> _Problem to solve_: Only the number is wanted: how many lines contain the string "stripes"?

-- Start Supplied records --

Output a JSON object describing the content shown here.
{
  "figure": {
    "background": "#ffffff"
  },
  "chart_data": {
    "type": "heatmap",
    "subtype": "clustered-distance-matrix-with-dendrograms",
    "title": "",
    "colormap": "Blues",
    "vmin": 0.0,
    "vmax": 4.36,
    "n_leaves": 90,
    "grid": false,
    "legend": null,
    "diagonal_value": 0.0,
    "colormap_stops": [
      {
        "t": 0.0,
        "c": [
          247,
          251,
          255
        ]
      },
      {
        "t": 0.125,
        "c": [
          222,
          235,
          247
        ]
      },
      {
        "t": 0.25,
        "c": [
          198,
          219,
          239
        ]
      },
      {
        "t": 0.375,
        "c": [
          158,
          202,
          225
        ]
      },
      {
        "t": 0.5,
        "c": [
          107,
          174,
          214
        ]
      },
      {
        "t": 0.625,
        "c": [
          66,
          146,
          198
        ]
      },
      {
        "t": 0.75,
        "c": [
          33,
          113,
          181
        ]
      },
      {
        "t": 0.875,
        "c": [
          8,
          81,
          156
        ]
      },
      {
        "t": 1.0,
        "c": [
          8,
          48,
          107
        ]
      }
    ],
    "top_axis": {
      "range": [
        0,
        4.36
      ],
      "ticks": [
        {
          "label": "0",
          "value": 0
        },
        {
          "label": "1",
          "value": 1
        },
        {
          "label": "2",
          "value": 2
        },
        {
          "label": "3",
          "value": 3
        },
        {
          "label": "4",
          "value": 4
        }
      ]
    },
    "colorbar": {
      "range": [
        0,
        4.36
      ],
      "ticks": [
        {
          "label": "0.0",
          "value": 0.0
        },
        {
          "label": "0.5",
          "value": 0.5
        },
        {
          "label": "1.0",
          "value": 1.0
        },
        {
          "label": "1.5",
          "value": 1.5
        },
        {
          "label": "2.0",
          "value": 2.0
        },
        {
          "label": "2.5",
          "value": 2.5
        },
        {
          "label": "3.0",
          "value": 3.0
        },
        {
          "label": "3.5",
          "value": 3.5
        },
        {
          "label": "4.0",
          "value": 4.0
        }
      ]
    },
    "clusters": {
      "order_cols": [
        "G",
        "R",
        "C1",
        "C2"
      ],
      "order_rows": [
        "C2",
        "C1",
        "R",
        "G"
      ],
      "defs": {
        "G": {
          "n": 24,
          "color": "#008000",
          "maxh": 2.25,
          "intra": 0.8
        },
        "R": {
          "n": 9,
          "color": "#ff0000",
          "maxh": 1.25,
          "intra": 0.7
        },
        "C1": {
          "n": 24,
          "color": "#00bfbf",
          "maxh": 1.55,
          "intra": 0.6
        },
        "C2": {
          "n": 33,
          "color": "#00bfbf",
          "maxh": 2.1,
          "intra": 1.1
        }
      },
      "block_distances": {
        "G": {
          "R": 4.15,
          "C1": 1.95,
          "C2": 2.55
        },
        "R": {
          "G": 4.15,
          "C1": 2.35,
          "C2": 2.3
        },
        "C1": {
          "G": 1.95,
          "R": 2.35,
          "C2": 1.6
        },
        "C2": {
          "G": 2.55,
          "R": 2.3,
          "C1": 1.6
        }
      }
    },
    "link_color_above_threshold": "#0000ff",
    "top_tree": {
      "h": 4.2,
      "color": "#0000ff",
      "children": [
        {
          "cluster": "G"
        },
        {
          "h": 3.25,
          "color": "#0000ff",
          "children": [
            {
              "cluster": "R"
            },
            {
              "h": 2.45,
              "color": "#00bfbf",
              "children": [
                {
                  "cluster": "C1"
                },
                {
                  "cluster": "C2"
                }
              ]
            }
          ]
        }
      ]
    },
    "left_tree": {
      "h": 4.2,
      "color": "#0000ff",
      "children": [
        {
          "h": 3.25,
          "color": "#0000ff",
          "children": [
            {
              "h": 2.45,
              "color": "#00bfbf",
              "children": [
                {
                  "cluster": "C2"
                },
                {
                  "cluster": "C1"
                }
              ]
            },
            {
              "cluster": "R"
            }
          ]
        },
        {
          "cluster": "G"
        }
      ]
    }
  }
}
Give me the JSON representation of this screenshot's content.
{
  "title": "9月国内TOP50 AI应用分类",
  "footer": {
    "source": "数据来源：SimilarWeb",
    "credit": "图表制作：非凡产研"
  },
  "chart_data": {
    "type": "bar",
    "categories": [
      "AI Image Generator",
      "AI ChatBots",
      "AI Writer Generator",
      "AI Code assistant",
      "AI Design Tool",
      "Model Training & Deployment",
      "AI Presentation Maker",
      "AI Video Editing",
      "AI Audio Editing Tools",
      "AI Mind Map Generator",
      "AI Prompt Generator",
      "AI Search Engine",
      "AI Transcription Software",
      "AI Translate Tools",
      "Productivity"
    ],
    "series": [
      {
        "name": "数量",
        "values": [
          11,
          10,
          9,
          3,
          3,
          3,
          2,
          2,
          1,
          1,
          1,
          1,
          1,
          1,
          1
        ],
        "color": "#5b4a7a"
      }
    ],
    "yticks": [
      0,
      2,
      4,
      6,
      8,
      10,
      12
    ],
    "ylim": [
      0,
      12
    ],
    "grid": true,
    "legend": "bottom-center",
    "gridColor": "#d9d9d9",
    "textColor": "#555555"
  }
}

-- End Supplied records --
-- Start Supplied records --

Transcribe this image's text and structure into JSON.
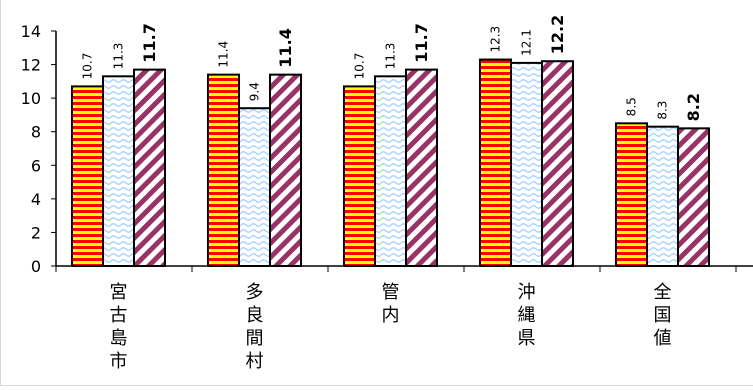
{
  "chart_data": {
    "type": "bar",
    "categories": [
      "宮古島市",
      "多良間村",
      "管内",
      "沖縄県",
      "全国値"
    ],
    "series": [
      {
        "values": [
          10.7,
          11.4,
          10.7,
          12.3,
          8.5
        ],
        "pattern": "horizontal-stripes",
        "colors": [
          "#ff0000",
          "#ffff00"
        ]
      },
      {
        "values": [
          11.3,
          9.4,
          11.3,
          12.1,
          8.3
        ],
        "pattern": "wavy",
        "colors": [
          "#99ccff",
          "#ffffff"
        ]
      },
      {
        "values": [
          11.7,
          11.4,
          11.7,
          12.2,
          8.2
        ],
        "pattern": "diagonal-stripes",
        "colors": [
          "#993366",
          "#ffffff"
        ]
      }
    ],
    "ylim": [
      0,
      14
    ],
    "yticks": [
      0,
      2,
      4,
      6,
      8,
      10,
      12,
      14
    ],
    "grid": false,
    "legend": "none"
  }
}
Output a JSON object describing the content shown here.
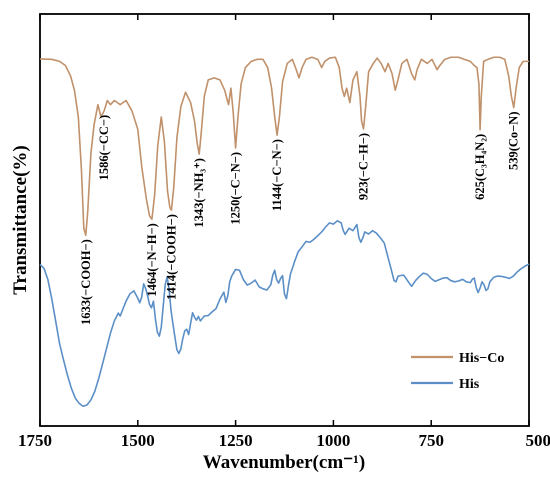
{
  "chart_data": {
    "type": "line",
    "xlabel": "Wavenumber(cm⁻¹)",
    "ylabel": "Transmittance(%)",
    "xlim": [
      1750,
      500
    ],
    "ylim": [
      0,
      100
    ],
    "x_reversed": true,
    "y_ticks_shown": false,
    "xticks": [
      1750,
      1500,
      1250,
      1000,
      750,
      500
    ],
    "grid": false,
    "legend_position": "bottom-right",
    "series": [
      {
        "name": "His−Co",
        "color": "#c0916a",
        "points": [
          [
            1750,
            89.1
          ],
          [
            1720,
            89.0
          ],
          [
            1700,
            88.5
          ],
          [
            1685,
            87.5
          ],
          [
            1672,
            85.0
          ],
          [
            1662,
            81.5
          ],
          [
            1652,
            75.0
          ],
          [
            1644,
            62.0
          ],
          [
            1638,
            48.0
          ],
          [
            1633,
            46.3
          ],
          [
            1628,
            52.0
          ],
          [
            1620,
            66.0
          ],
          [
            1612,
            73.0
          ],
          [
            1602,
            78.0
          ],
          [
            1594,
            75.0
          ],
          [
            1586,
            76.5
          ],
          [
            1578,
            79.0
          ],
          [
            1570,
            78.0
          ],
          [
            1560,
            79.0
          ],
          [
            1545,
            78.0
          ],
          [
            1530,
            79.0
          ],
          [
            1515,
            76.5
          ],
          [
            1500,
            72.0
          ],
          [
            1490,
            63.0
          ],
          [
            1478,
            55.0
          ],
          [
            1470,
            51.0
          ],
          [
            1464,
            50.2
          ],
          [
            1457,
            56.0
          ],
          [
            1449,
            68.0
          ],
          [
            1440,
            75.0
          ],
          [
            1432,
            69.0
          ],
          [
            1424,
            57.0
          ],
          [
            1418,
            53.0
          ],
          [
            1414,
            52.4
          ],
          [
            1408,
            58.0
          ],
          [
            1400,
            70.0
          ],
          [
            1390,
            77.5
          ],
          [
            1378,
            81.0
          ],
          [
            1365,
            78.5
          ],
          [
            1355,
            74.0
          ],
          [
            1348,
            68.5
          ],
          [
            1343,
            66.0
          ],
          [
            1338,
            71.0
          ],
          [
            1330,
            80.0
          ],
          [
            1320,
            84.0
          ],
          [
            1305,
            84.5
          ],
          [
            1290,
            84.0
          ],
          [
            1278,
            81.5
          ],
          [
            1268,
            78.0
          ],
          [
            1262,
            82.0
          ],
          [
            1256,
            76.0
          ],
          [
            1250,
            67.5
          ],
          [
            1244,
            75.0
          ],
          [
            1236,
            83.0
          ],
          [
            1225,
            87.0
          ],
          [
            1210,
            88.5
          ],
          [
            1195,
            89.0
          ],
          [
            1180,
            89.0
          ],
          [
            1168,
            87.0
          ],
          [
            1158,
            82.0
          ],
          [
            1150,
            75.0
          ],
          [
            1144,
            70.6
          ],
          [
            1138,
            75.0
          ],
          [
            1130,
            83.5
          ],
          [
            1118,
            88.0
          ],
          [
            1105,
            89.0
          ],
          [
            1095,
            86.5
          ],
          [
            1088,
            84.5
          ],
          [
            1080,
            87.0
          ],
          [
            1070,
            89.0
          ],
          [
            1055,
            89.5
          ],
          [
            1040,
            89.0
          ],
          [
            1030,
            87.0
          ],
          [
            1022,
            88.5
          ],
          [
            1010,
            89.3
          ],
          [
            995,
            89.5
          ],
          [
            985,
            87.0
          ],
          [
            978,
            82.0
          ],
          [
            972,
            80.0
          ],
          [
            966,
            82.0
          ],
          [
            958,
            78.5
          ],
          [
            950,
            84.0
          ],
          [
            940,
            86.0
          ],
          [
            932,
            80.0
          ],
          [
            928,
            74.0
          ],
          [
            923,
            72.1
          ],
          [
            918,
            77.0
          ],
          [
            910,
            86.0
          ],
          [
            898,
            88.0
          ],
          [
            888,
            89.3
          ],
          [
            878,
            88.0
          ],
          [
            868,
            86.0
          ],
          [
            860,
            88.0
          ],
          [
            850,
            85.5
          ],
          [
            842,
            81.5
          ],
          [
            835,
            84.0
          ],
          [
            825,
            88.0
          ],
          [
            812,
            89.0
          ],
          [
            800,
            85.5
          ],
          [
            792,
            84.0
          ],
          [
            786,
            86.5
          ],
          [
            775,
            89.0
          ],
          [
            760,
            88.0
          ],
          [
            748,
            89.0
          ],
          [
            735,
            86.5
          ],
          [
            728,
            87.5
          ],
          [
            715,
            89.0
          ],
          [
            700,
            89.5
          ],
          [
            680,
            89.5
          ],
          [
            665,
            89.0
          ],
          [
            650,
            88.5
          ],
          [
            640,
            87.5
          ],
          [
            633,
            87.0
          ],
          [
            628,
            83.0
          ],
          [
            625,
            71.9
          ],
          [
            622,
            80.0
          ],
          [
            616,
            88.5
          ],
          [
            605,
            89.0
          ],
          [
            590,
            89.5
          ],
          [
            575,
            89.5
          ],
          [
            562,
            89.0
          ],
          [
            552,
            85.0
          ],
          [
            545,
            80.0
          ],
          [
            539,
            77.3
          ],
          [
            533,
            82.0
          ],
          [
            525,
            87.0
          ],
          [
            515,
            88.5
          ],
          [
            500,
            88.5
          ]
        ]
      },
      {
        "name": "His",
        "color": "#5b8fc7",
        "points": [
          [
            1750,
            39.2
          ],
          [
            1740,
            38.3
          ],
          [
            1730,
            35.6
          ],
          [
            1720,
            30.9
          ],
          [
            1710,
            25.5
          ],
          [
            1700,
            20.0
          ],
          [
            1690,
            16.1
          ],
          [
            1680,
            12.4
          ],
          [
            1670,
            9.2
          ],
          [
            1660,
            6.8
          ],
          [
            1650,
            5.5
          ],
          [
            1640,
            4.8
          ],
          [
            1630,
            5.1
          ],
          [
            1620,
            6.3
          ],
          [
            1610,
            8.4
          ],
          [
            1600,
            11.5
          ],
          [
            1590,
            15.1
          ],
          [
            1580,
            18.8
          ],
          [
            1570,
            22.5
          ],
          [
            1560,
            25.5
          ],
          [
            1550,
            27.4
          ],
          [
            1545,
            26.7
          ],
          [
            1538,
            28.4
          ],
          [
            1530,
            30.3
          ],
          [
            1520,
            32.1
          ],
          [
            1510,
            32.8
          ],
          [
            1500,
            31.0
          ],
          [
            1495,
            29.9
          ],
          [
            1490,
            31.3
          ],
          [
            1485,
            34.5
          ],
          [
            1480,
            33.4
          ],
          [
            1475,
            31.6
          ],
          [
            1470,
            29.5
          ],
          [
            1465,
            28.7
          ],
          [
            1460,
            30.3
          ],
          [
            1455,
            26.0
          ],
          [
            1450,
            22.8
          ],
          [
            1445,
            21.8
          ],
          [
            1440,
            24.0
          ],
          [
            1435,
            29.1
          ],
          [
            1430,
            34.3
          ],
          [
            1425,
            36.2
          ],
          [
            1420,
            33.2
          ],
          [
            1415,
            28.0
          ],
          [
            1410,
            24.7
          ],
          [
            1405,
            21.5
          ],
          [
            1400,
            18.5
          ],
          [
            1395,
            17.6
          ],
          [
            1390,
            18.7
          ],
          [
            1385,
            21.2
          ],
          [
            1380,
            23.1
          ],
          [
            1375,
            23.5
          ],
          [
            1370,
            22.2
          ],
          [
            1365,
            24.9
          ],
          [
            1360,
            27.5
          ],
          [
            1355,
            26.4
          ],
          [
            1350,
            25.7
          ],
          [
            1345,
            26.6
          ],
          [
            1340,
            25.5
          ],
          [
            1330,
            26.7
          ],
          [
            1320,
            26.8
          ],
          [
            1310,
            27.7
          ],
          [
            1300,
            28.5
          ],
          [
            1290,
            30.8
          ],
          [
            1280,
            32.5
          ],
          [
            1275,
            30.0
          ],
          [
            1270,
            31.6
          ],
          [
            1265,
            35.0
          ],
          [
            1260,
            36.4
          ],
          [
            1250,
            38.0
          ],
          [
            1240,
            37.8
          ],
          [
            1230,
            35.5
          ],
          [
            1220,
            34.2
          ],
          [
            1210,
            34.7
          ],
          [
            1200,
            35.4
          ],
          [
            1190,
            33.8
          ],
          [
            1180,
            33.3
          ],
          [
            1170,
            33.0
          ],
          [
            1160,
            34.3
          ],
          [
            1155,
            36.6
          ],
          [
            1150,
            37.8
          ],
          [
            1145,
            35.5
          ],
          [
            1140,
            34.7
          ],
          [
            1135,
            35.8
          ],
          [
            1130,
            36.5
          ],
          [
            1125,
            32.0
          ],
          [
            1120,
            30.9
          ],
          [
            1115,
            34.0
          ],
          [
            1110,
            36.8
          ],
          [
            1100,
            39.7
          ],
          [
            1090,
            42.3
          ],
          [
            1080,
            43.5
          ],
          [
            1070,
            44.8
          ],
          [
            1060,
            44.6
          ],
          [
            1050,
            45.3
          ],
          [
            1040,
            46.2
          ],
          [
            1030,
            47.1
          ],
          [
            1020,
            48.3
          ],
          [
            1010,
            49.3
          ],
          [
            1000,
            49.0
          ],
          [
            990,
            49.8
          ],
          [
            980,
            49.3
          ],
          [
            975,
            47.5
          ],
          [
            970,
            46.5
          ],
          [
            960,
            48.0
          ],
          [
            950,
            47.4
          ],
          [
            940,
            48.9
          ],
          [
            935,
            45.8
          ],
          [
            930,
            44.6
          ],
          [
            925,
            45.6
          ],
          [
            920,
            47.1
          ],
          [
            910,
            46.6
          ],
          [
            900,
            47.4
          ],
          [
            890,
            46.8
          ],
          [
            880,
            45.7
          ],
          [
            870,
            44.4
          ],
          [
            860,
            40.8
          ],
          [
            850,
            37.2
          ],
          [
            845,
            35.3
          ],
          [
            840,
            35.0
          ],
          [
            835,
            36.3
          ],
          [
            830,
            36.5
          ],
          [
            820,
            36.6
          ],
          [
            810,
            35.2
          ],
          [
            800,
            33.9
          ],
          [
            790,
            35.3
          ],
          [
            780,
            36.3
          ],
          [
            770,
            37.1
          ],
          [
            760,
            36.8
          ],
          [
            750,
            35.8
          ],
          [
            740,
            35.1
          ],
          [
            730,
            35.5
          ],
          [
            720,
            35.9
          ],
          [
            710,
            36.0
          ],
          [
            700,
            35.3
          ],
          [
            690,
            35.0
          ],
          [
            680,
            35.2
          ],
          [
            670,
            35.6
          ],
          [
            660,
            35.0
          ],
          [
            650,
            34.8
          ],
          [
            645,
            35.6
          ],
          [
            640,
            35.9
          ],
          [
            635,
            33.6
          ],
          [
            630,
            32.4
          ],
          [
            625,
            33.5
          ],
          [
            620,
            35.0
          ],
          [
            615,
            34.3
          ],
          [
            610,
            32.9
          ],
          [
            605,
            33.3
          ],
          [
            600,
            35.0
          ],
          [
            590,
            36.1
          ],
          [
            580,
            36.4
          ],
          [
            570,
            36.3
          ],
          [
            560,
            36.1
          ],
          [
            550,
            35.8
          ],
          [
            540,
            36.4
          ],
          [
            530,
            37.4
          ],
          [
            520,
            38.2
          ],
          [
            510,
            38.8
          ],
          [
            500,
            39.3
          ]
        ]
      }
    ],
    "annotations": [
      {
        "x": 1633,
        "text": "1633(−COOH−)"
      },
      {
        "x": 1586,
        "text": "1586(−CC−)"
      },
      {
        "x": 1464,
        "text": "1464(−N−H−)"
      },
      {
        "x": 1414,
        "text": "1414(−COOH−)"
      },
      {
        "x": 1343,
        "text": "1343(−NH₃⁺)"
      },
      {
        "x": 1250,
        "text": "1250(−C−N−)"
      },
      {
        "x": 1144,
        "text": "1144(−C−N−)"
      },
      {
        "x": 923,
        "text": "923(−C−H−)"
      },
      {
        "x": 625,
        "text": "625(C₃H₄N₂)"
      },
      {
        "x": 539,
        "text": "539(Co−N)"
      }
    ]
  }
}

-- End Supplied records --

> _Solution for this problem_: 2